* EXERCISE REQUIREMENTS *
Among the entries below, find the lines with "this" and copy them.

* INFORMATION SHOWN *
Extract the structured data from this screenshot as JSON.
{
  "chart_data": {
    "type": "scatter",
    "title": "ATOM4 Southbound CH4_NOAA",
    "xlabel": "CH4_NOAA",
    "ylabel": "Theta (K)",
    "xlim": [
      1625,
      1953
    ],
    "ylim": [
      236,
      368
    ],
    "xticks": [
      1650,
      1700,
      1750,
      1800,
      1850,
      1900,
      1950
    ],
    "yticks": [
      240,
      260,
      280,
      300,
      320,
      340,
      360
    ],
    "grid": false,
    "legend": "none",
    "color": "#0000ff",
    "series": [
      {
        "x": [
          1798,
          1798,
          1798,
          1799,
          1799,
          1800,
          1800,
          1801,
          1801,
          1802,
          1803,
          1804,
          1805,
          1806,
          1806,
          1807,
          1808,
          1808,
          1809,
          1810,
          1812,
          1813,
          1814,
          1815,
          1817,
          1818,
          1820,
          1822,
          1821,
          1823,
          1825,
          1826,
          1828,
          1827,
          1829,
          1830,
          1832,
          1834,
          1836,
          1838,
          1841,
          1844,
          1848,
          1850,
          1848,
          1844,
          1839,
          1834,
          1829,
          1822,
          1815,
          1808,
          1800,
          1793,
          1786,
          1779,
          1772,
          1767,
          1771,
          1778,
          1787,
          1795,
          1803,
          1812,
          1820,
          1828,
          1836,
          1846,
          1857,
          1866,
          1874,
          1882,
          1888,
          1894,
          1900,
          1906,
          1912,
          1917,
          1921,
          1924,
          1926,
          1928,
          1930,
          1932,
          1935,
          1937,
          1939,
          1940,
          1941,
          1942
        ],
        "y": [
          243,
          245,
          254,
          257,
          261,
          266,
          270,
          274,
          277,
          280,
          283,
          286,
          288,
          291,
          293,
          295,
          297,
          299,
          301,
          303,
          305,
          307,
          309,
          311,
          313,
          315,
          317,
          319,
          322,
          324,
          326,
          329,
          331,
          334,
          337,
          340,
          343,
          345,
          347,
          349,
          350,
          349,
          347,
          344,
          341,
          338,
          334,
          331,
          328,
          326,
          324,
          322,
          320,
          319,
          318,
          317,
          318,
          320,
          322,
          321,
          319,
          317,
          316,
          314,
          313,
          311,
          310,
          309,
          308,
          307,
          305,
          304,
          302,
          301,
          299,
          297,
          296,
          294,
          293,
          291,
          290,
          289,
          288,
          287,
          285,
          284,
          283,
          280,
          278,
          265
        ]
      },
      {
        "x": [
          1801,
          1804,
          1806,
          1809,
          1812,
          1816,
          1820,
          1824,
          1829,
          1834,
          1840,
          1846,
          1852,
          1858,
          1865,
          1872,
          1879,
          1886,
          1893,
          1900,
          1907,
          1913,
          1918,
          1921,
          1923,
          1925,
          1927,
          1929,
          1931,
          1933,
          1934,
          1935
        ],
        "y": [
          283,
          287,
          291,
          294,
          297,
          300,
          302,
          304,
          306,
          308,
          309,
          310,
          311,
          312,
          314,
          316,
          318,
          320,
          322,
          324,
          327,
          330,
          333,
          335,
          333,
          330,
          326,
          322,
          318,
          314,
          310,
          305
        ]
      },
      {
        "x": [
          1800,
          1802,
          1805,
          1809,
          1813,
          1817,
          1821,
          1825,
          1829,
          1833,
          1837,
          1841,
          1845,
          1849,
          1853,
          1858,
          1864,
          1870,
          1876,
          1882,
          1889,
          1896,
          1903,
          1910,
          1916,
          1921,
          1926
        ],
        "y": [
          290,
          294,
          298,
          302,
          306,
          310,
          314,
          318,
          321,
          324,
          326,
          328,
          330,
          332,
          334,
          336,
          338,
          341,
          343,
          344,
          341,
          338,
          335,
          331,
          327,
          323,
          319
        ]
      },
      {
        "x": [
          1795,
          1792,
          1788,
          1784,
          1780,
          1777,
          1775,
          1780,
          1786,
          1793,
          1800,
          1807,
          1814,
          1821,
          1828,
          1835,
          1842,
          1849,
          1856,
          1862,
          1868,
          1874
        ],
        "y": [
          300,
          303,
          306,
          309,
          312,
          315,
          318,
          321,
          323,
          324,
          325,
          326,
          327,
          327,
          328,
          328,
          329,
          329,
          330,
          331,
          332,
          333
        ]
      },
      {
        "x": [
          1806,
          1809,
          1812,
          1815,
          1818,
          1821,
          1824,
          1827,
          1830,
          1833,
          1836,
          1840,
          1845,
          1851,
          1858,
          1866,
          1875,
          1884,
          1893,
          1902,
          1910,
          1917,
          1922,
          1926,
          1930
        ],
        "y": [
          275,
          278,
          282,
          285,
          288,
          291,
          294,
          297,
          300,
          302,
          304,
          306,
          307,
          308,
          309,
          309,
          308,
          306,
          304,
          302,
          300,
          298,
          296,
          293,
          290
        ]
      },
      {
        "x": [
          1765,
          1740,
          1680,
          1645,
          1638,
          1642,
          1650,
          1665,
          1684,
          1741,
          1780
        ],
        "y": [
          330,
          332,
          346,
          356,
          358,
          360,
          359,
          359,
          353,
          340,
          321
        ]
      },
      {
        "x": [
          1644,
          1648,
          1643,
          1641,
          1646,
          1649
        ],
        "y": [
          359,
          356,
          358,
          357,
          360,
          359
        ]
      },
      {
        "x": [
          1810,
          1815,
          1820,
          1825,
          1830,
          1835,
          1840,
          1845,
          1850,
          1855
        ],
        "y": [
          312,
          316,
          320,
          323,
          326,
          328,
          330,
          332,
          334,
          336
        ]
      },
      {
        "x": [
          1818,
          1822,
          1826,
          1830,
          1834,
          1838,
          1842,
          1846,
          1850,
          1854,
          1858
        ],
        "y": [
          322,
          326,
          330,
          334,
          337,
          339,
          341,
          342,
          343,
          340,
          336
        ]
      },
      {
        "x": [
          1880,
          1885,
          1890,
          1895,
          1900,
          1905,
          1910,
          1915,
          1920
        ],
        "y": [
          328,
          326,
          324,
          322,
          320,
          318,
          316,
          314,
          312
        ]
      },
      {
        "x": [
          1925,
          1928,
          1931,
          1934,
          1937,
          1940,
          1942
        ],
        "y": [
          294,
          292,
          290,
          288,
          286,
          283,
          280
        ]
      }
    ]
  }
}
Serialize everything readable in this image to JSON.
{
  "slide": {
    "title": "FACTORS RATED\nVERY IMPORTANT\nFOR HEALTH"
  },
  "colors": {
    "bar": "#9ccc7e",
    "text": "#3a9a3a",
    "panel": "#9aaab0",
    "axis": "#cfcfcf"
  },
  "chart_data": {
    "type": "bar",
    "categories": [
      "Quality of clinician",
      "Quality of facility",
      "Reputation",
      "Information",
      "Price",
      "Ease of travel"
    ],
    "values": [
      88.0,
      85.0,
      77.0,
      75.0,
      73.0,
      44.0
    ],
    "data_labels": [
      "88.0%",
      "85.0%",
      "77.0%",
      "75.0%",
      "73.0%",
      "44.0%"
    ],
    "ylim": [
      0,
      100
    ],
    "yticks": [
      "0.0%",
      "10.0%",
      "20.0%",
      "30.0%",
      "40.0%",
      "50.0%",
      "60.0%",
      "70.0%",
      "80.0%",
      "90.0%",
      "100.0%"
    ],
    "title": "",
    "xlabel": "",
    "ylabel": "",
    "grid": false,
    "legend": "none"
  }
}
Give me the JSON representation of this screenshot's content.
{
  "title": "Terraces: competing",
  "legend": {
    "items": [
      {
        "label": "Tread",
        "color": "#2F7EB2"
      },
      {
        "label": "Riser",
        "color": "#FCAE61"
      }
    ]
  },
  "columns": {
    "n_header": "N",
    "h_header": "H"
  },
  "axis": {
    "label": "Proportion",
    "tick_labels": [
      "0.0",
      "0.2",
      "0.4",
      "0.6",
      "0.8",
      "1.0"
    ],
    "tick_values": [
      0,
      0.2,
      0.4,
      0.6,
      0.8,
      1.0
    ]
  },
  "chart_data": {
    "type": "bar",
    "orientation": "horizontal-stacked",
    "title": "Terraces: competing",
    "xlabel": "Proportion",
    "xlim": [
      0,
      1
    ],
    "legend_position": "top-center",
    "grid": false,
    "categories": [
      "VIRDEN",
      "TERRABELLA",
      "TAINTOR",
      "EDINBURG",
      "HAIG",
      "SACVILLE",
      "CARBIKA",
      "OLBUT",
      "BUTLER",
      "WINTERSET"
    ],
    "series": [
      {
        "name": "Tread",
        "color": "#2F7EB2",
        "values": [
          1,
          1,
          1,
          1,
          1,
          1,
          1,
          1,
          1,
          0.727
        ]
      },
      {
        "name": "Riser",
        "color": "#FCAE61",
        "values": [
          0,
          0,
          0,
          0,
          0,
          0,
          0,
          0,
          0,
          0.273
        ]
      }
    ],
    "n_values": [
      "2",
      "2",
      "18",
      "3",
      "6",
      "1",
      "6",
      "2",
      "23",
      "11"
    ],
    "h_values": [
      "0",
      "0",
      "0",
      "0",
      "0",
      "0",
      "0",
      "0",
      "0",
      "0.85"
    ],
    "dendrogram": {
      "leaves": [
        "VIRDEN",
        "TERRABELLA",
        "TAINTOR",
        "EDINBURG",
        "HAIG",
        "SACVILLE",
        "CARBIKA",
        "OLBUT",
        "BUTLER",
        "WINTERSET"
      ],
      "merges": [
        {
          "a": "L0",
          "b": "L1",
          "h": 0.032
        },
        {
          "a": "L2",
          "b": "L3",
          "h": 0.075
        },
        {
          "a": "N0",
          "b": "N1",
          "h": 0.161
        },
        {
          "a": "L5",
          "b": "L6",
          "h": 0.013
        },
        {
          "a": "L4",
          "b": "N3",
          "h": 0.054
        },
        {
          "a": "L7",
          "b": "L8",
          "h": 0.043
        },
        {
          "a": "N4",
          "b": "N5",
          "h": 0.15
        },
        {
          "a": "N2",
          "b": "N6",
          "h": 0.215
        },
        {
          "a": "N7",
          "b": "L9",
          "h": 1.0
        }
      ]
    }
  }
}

* EXERCISE SOLUTION *
Extract the structured data from this screenshot as JSON.
Serialize everything readable in this image to JSON.
Give me the JSON representation of this screenshot's content.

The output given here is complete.